*Kaynak metin*.
.....

Jerry Gogosian’ı sosyal medyada takip ediyor musunuz? Jerry Gogosian Hilde Lynn Helphenstein isimli sanatçının yarattığı bir persona. Videolar, görseller, meme’ler ve bolca mizah aracılığıyla sanat dünyasının saçmalıklarını gözler önüne seriyor. Jerry Gogosian Instagram algoritması ile işbirliği içinde Sotheby’s’de bir serginin küratörlüğünü dahi yaptı: ‘Suggested Followers: The Algorithm is Always Right (Önerilen Takipçiler: Algoritma Yanılmaz). Öylesine başarılı ki bu sene Hollywood’un önemli yetenek avcılarından United Talent Agency (UTA) ile anlaştı.
Jerry Gogosian için Venedik Bienali mükemmel bir malzeme, epey diline doladı. Bir meme serisinde, ünlüleri Venedik’te deniz taksisine binmiş gösteriyor ve şöyle şeyler yazıyor:
“Bütün sanat dünyası dekolonizasyon (sömürgeciliğin sonlanması) ve dekarbonizasyon (atmosfere karbon salınımının azaltılması) üzerine düşünerek Venedik’te cirit atıyor” veya “Batan bir şehirden ayrılmak için özel jetlerinize giderken, Karbon Nötr sertifikalarınız almayı unutmayın.”
Hakikaten ne yapacağız bu ikiyüzlülükleri, çifte standartları? Her birimizde de var, ahlakçı bir üstten bakışla asla yazmıyorum bunu… Neyse.. Gogosian’ın meme’inde beni esas yakalayan dekolonizasyon teması oldu. Venedik Bienali’nde bu konuyu ele alan eserleri merak ettim doğrusu. Dekolonizasyon ve postkolonyalizm (sömürgeciliğin bıraktığı mirası sorunsallaştıran bakış açısı) benim özellikle edebiyatta çok ilgi duyduğum bir alan..

.....

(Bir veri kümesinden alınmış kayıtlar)
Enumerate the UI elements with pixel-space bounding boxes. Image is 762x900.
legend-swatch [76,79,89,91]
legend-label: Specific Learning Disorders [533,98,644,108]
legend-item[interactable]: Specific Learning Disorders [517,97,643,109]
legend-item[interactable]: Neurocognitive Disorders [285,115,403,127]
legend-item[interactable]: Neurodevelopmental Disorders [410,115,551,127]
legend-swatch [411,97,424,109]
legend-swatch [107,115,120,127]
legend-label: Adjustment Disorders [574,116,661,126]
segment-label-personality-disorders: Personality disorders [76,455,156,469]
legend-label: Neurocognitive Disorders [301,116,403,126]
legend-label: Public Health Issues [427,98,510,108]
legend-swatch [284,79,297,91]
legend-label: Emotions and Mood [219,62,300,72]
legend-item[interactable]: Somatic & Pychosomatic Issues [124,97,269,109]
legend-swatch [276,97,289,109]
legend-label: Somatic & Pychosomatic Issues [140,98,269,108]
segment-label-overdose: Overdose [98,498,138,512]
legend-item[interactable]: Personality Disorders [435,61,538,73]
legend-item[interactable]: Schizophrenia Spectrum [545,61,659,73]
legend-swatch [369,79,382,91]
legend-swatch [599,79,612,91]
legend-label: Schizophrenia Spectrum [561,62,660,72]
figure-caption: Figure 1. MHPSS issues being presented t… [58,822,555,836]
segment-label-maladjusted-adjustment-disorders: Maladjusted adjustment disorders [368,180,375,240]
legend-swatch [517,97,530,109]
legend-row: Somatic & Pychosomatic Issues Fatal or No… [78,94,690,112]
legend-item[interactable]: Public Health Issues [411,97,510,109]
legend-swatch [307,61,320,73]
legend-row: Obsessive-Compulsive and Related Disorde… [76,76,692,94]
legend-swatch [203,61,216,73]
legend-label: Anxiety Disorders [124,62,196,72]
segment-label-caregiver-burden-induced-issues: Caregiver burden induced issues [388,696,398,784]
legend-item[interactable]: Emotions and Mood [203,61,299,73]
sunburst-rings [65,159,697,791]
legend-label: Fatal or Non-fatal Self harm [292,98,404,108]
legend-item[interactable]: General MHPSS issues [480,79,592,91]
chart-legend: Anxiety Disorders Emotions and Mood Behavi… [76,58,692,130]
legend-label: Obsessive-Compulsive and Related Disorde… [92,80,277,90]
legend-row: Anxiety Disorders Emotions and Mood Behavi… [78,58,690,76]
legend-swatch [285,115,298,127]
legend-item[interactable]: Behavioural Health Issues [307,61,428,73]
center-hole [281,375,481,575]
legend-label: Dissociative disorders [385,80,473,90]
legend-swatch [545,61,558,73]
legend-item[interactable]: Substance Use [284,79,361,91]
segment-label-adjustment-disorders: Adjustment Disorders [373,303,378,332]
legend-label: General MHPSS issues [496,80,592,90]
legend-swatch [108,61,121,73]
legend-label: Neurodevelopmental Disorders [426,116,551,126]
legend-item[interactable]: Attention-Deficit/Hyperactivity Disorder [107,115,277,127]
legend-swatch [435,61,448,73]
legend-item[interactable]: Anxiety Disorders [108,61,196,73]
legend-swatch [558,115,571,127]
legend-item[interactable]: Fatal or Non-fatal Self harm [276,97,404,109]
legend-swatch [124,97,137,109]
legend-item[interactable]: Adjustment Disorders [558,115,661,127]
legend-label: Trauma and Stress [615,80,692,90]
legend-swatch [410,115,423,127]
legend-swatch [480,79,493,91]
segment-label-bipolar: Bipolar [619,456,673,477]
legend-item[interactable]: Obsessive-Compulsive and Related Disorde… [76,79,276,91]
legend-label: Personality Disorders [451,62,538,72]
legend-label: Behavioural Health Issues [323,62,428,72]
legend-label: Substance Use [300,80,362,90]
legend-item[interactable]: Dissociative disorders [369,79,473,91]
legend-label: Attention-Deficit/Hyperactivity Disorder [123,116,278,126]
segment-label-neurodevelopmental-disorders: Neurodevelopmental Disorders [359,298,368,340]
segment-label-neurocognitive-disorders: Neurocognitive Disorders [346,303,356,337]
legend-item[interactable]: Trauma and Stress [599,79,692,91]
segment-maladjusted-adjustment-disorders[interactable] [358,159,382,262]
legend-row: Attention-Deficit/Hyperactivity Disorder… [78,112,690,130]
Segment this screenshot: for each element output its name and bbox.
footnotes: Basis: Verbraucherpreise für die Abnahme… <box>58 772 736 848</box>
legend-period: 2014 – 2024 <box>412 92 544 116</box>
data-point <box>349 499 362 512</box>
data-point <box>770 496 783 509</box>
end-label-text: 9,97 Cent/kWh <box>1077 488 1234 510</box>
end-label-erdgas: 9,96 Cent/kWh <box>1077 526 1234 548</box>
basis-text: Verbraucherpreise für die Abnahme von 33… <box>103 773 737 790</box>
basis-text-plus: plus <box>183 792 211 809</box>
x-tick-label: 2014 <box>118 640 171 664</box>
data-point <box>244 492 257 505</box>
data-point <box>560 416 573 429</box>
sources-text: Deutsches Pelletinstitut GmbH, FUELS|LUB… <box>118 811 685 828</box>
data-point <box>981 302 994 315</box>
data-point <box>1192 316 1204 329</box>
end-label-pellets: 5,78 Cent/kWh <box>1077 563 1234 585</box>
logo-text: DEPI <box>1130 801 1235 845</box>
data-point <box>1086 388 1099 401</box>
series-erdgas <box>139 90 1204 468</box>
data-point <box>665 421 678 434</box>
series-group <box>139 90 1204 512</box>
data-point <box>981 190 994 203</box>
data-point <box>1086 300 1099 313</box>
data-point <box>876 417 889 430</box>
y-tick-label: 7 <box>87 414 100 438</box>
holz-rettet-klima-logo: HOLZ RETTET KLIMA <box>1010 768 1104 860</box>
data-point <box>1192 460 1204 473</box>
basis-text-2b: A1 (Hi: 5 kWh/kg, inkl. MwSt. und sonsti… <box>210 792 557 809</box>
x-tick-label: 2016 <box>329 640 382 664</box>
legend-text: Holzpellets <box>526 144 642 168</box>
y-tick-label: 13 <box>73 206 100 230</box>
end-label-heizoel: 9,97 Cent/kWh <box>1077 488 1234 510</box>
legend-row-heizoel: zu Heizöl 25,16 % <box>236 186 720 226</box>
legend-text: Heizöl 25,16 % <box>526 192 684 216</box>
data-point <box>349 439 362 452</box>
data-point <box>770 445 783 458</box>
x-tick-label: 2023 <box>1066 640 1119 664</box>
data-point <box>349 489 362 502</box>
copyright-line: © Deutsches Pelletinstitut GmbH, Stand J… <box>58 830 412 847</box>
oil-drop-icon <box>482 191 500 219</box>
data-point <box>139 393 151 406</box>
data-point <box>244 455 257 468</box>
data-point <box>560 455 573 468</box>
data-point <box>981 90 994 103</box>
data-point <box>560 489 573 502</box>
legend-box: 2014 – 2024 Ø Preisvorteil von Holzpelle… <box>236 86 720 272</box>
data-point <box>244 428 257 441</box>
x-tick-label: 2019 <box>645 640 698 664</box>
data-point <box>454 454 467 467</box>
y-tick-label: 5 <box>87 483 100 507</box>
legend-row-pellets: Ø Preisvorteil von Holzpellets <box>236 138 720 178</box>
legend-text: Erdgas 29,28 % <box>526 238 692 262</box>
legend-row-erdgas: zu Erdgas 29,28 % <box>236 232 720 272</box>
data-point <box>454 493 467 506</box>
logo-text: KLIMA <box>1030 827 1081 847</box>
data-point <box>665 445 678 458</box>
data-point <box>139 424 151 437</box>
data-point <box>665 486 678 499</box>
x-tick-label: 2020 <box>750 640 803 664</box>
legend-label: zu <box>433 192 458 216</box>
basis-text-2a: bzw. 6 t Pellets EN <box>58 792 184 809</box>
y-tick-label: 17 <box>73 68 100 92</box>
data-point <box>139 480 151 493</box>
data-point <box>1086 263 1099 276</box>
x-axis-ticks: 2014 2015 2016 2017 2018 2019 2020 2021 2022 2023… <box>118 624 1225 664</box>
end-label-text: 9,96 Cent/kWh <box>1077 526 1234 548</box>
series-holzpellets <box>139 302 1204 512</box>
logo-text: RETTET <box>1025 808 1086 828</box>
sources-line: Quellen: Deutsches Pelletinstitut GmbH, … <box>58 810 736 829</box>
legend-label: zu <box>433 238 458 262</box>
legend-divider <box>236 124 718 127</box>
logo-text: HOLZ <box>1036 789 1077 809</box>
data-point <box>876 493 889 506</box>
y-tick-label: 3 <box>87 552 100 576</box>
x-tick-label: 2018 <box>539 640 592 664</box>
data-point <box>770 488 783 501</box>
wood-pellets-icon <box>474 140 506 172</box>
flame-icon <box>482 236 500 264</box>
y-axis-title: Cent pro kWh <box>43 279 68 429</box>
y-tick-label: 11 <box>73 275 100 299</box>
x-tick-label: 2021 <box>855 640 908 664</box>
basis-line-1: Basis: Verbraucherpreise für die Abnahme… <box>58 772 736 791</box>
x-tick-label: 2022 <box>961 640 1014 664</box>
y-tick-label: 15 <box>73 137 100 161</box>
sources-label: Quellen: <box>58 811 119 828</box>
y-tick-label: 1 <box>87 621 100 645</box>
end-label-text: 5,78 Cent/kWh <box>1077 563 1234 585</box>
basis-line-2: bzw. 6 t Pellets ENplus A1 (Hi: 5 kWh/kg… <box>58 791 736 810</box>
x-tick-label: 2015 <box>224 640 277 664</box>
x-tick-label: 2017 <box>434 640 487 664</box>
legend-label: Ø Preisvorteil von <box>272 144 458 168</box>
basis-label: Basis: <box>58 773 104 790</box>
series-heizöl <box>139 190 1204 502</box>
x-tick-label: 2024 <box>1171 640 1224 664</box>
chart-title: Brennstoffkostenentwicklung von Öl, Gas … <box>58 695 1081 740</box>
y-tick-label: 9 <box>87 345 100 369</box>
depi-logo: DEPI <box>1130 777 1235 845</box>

.....

*Alıştırma gereksinimleri*.
• 1. Aşağıdaki ifadelerin Jerry Gogosian metniyle uyuşup uyuşmadığını belirtin; her biri için evet veya hayır deyin ve karara esas olan sözcükleri metinden birebir alıntılayın.
(a) Jerry Gogosian, Hilde Lynn Helphenstein adlı bir sanatçının yarattığı bir personadır.
(b) Jerry Gogosian bu sene Sotheby's ile anlaştı.
(c) Metnin yazarı, dekolonizasyon ve postkolonyalizme özellikle edebiyatta ilgi duymaktadır.
• 2. Listenin ilk satırından başlayarak "legend-swatch [411,97,424,109]" ifadesini içeren satırın ardından durun ve bu satırları, iki uç da dahil, birebir kopyalayın.
Liste, Jerry Gogosian metniyle hiçbir bakımdan ilişkili değildir.

*Tamamlanmış alıştırma*.
• 1.
(a) Evet: "Jerry Gogosian Hilde Lynn Helphenstein isimli sanatçının yarattığı bir persona."
(b) Hayır: "bu sene Hollywood’un önemli yetenek avcılarından United Talent Agency (UTA) ile anlaştı."
(c) Evet: "Dekolonizasyon ve postkolonyalizm (sömürgeciliğin bıraktığı mirası sorunsallaştıran bakış açısı) benim özellikle edebiyatta çok ilgi duyduğum bir alan"

• 2.
Enumerate the UI elements with pixel-space bounding boxes. Image is 762x900.
legend-swatch [76,79,89,91]
legend-label: Specific Learning Disorders [533,98,644,108]
legend-item[interactable]: Specific Learning Disorders [517,97,643,109]
legend-item[interactable]: Neurocognitive Disorders [285,115,403,127]
legend-item[interactable]: Neurodevelopmental Disorders [410,115,551,127]
legend-swatch [411,97,424,109]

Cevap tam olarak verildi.